=== Extrait choisi ===
Ouais un petit peu… Peut-être qu’il ressemble à un extra-terrestre mais ce n’était l’intention. Lorsque j’ai reçu le projet, ma réaction a été « Wouah, c’est dément ». Cela renvoi aussi bien à un quelqu’un de brillant que d’idiot. J’ai adoré, et n’ai pas souhaité de modification.
Comment enregistres-tu chaque disque de PAIN. Tu le disais qu’un de tes objectif était à chaque fois de composer La meilleure chanson. Est-ce que ton humeur du jour peut interférer ?
Quelque fois oui, mais sur ce dernier album je cherchais à faire quelque chose de plus sombre. PAIN a toujours eu le cul entre deux chaises : trop Heavy pour espérer un succès commercial et trop soft pour les fans d’extrême. Plus que chercher à faire quelque chose de plus Heavy, Je cherche surtout à faire une musique plus organique, de plus "humaine". C’est pourquoi, j’ai écarté les parties de programmation et les batteries électroniques. David (Wallin, Batterie) c’est chargé de toute cette partie et je n’ai rien modifié. Cela a été la même chose avec la basse.
Pour avoir un résultat plus "live" ?
Ouais, plus organique est le terme que j’utiliserai. Cela n’est pas important que tout soit parfait, que le tempo soit régulier à 100%, et cette manière de faire nous permet de passer un cap.
De paraître plus "vrai" ?
Oui, exactement c’est ça : pour donner l’impression d’être un véritable groupe.
Tu as fait de nombreux disques de PAIN sur la période 2005 – 2008, penses tu que ton retour dans un univers plus axé Heavy Metal avec HYPOCRISY, t’as aidé à appréhender ce nouveau disque de manière plus fraîche ?
Oui, il y a de cela aussi. Dans le passé, lorsque j’ai commencé avec PAIN, j’ai dû créer mon propre groupe, mon propre univers. Je souhaitais m’éloigner du Black et du Death metal. En tant que producteur, je souhaite rester dans le même style musical, mais je souhaite également élargir mon champ de vision, tenter de nouvelles choses, de nouvelles technologies. Je me suis alors mis à écrire de la musique, et cela à lancer PAIN.
Tu as dit que l’un des objectifs de PAIN est de conquérir la terre avec tes tubes ?
Non, ce sont des bêtises, une blague qui a malheureusement été reproduite. Non, ce que je voulais dire c’est que je veux être le meilleur dans mon style, mais dans mon style il n’y a pas grand monde. Nous sommes assez seuls, et donc (Rires)…
Il est vrai que PAIN fait une musique assez originale…
Oui, dès que j’ai repris le groupe avec "Rebirth" n’a plus été pareil. J’ai vu In Flames commencer à faire la même chose, Soilwork pareil… Ils ont développés le truc de leur façon, moi de la mienne…
Mais as-tu le sentiment d’être un précurseur dans ce style ?
=== Données d'entrée ===
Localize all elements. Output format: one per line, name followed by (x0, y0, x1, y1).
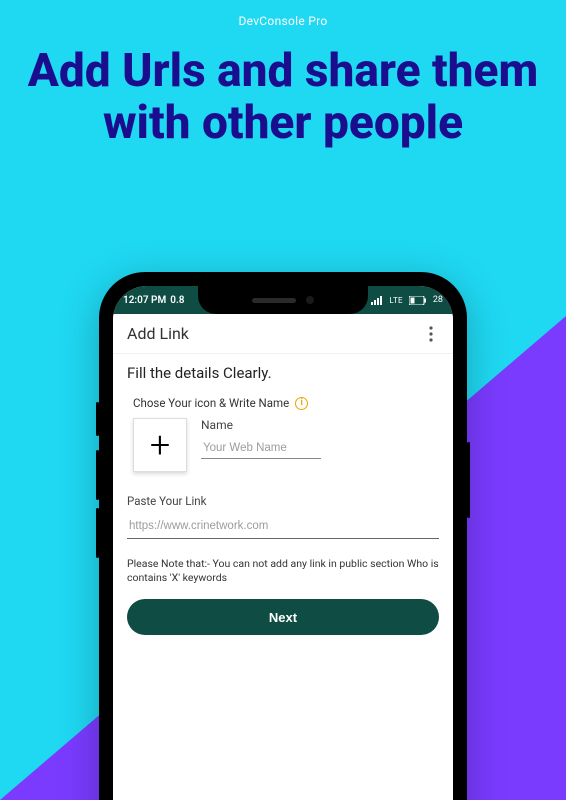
phone-side-button (467, 442, 470, 518)
form-content: Fill the details Clearly. Chose Your ico… (113, 354, 453, 651)
info-icon[interactable]: i (295, 397, 308, 410)
phone-notch (198, 286, 368, 314)
phone-side-button (96, 508, 99, 558)
battery-text: 28 (433, 295, 443, 305)
phone-camera (306, 296, 314, 304)
network-label: LTE (389, 296, 402, 305)
icon-name-label-text: Chose Your icon & Write Name (133, 396, 289, 410)
icon-picker-button[interactable]: + (133, 418, 187, 472)
appbar-title: Add Link (127, 324, 189, 343)
battery-icon (409, 296, 427, 305)
app-bar: Add Link (113, 314, 453, 354)
next-button[interactable]: Next (127, 599, 439, 635)
name-field-label: Name (201, 418, 321, 432)
icon-name-section-label: Chose Your icon & Write Name i (133, 396, 439, 410)
form-heading: Fill the details Clearly. (127, 364, 439, 382)
headline: Add Urls and share them with other peopl… (0, 46, 566, 149)
url-field-label: Paste Your Link (127, 494, 439, 508)
note-text: Please Note that:- You can not add any l… (127, 557, 439, 585)
network-icon (371, 296, 383, 305)
overflow-menu-button[interactable] (417, 320, 445, 348)
phone-frame: 12:07 PM 0.8 LTE 28 (99, 272, 467, 800)
phone-side-button (96, 402, 99, 436)
phone-side-button (96, 450, 99, 500)
status-secondary: 0.8 (170, 295, 184, 306)
promo-stage: DevConsole Pro Add Urls and share them w… (0, 0, 566, 800)
plus-icon: + (150, 427, 170, 463)
brand-label: DevConsole Pro (0, 14, 566, 28)
phone-speaker (252, 298, 296, 303)
status-time: 12:07 PM (123, 295, 166, 306)
kebab-icon (429, 326, 433, 342)
url-input[interactable] (127, 516, 439, 539)
name-input[interactable] (201, 438, 321, 459)
phone-screen: 12:07 PM 0.8 LTE 28 (113, 286, 453, 800)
===
_Votre travail_
**A)** Renvoyez telles quelles toutes les lignes de la liste brute, en omettant les images.
**B)** Donnez la suite de l'entretien sur le groupe PAIN à partir de sa dernière phrase.

_Réponses par tâche_
**A)**
Localize all elements. Output format: one per line, name followed by (x0, y0, x1, y1).
phone-side-button (467, 442, 470, 518)
form-content: Fill the details Clearly. Chose Your ico… (113, 354, 453, 651)
info-icon[interactable]: i (295, 397, 308, 410)
phone-notch (198, 286, 368, 314)
phone-side-button (96, 508, 99, 558)
battery-text: 28 (433, 295, 443, 305)
phone-camera (306, 296, 314, 304)
network-label: LTE (389, 296, 402, 305)
icon-name-label-text: Chose Your icon & Write Name (133, 396, 289, 410)
icon-picker-button[interactable]: + (133, 418, 187, 472)
appbar-title: Add Link (127, 324, 189, 343)
battery-icon (409, 296, 427, 305)
app-bar: Add Link (113, 314, 453, 354)
next-button[interactable]: Next (127, 599, 439, 635)
name-field-label: Name (201, 418, 321, 432)
icon-name-section-label: Chose Your icon & Write Name i (133, 396, 439, 410)
form-heading: Fill the details Clearly. (127, 364, 439, 382)
headline: Add Urls and share them with other peopl… (0, 46, 566, 149)
url-field-label: Paste Your Link (127, 494, 439, 508)
note-text: Please Note that:- You can not add any l… (127, 557, 439, 585)
network-icon (371, 296, 383, 305)
overflow-menu-button[interactable] (417, 320, 445, 348)
phone-frame: 12:07 PM 0.8 LTE 28 (99, 272, 467, 800)
phone-side-button (96, 402, 99, 436)
phone-side-button (96, 450, 99, 500)
status-secondary: 0.8 (170, 295, 184, 306)
promo-stage: DevConsole Pro Add Urls and share them w… (0, 0, 566, 800)
plus-icon: + (150, 427, 170, 463)
brand-label: DevConsole Pro (0, 14, 566, 28)
phone-speaker (252, 298, 296, 303)
status-time: 12:07 PM (123, 295, 166, 306)
kebab-icon (429, 326, 433, 342)
url-input[interactable] (127, 516, 439, 539)
name-input[interactable] (201, 438, 321, 459)
phone-screen: 12:07 PM 0.8 LTE 28 (113, 286, 453, 800)

**B)**
Je ne sais pas. Il faut bien que des personnes fassent avancer les choses. Et je pense que dans chaque groupe, les gens tentent de faire des choses différentes, originales. A l’inverse, il m’arrive d’ailleurs de ne pas souhaiter bousculer les choses par peur d’être à côté du truc. En fait, je m’en moque un peu et je fais mon truc. Si j’aime, cela fini sur l’album…
Tu dois pourtant ressentir de la fierté de voir que certains groupes sont influencé par ton travail ?
… En faisant la même chose ? Oui, oui, bien sûr.
Au regard du nombre de disques que tu as sorti avec PAIN, est ce que l’on peut dire que c’est ton projet principal ?
Oui, c’est sûr. HYPOCRISY est déjà à son apogée et nous avons travaillé dur pour cela. Mais maintenant l’évolution ne peut plus aller vers le haut, nous ne pouvons que régresser. Et nous ne voulons pas régresser (Sourire) nous voulons rester au top et ce n’est possible qu’en écrivant de la bonne musique.
Et cela prend du temps ?
Oui ! Nous ne pouvons pas sortir un album tous les ans avec une qualité constante, ça n’a pas de sens. Alors nous prenons notre temps et nous sommes conscients que nous sommes au sommet de notre popularité dans ce style musical…
Et quand PAIN sera à ce même niveau de popularité…
Nous en sommes loin (Rires).
Quels seront alors tes nouveaux projets ?
Je ne sais pas, cela peut être n’importe quoi, mais PAIN est un projet très ouvert qui peut aller dans pleins de directions. Je peux y mettre toutes les idées folles que je peux avoir en tête. ..
Il n’y a pas de frontières ?
Exactement…
Pourtant, actuellement PAIN est considéré comme un groupe qui mélange le metal avec de la musique électronique. Pour toi, le groupe peut s’affranchir de ce style ?
Oui, déjà nous nous éloignons de la musique commerciale, au contraire, nous allons dans le sens inverse… avec plus de guitares, plus diversifié vocalement… Et je pense que c’est le bon choix à faire. Je peux me tromper, mais j’ai ce sentiment.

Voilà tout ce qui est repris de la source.